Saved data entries
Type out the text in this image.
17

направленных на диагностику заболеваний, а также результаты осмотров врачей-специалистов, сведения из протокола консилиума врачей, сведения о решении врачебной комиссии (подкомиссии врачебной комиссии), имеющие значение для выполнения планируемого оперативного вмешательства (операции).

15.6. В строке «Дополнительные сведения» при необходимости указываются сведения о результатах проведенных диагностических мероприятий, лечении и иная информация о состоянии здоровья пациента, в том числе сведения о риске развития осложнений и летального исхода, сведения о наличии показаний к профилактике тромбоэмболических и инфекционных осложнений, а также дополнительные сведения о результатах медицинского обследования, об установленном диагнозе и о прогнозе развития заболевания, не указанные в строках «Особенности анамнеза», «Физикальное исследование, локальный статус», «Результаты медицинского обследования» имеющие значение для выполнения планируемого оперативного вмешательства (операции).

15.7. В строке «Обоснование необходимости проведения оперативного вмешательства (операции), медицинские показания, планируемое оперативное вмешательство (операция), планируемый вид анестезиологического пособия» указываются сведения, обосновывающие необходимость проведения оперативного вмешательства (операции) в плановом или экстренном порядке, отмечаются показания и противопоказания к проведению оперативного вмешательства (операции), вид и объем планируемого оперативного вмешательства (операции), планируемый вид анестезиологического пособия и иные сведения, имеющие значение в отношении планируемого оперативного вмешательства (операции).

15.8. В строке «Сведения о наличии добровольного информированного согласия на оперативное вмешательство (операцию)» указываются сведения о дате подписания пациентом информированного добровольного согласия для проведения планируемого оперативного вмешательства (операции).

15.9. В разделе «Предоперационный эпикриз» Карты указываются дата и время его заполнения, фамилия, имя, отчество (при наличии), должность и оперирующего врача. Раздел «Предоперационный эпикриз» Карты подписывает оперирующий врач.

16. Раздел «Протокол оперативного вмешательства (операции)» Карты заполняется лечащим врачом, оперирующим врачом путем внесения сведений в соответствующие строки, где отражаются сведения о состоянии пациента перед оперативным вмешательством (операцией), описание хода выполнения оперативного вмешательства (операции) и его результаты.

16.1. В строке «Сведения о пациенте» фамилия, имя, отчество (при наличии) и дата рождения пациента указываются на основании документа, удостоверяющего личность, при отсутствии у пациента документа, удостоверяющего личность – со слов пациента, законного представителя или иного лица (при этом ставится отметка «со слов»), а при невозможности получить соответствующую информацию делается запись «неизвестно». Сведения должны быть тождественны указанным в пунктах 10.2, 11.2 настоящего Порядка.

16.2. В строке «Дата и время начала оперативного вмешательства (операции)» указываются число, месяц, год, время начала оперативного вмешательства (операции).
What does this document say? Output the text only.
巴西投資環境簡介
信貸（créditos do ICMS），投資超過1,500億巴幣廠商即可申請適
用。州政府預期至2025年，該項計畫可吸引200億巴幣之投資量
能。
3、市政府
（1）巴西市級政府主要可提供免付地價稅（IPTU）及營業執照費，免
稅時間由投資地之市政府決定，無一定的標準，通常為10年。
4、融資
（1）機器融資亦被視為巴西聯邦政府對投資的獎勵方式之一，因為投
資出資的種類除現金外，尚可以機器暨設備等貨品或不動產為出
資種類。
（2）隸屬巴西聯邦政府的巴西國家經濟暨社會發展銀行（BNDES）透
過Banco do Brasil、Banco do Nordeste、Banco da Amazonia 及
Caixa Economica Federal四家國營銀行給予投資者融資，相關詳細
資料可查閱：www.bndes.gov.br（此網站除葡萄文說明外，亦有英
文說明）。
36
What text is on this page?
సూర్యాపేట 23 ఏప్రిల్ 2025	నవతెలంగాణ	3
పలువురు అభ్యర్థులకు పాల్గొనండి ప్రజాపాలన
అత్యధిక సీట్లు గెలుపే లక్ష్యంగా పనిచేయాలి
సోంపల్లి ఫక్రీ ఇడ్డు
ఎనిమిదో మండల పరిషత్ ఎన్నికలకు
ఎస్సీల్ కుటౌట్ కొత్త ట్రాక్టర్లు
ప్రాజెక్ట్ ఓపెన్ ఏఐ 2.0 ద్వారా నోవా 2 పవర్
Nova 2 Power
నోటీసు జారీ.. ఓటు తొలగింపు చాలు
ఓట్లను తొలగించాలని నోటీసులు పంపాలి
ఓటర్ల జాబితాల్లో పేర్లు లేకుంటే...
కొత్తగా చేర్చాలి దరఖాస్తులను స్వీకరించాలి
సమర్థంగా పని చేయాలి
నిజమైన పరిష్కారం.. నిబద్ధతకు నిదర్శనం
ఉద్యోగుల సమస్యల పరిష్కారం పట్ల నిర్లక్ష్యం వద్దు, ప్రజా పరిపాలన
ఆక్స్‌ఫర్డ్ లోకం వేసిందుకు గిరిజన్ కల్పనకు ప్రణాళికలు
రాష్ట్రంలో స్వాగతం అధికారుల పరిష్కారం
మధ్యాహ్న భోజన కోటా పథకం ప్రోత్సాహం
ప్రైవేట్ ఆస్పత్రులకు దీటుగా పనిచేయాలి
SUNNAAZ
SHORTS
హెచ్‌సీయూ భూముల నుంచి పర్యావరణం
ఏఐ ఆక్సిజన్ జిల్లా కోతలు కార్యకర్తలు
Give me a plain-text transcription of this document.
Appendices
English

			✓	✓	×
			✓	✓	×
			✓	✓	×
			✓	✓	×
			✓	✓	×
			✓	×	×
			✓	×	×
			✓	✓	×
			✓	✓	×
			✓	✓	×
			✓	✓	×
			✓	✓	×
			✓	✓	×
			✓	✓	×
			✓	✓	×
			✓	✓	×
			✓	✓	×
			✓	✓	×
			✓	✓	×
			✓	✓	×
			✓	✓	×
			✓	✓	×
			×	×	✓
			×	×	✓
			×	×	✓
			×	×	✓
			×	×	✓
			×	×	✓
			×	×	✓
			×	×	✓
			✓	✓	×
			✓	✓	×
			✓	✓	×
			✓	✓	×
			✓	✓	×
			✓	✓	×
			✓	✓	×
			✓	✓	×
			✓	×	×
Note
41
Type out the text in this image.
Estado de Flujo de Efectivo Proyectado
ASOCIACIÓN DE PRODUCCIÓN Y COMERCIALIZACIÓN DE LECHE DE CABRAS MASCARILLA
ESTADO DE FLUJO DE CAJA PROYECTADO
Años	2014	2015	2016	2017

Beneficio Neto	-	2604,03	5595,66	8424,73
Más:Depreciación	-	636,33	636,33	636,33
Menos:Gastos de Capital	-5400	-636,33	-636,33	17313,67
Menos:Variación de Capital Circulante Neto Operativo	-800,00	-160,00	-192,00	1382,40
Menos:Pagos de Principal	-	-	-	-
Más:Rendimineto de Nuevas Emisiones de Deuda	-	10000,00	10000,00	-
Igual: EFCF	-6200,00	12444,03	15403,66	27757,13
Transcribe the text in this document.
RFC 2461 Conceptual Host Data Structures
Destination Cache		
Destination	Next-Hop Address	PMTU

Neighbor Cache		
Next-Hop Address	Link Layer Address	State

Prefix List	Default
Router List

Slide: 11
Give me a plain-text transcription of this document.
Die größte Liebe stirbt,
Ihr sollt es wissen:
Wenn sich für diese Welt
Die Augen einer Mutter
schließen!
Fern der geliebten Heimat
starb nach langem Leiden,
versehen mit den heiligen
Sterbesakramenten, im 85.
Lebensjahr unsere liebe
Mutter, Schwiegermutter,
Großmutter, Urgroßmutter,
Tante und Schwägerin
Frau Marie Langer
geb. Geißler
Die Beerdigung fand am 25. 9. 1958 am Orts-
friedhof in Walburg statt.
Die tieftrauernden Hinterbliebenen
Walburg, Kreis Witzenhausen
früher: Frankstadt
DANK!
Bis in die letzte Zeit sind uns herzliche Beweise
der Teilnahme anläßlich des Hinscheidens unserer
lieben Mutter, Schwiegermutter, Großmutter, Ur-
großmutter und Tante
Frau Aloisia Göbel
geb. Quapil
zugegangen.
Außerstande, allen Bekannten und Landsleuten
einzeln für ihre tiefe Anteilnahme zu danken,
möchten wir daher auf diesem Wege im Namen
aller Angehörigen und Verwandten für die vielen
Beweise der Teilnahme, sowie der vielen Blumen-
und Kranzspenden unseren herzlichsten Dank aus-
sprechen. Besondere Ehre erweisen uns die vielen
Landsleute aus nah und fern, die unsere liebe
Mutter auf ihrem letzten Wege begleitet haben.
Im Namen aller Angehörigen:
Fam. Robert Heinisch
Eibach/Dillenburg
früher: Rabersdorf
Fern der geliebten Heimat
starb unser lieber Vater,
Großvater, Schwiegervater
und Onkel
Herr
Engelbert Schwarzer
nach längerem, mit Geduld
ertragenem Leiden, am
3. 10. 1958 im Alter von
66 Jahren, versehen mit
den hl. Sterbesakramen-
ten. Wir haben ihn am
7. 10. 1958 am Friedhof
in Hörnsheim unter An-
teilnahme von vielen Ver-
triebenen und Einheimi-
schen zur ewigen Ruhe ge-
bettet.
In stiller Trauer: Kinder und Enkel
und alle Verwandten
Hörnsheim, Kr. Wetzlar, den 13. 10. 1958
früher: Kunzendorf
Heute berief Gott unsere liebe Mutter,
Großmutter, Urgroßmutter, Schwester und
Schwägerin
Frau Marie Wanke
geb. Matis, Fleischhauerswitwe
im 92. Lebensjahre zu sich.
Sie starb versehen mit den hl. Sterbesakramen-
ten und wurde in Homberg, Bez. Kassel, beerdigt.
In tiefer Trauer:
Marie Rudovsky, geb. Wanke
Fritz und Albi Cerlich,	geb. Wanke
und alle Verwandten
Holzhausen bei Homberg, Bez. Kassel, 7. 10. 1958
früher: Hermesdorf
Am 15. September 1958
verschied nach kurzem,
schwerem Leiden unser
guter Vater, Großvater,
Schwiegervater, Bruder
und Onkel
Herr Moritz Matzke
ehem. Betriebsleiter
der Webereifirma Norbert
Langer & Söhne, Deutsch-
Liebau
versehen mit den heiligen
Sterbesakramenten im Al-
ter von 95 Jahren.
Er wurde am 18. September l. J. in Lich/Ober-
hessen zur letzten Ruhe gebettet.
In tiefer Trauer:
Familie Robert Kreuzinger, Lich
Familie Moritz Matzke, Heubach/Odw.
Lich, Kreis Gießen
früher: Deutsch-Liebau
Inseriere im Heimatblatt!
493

* **Instructions for the task**
Pick out the lines that include the word "Ruhe" and write them out.

* **Response to this task**
schen zur ewigen Ruhe ge-
hessen zur letzten Ruhe gebettet.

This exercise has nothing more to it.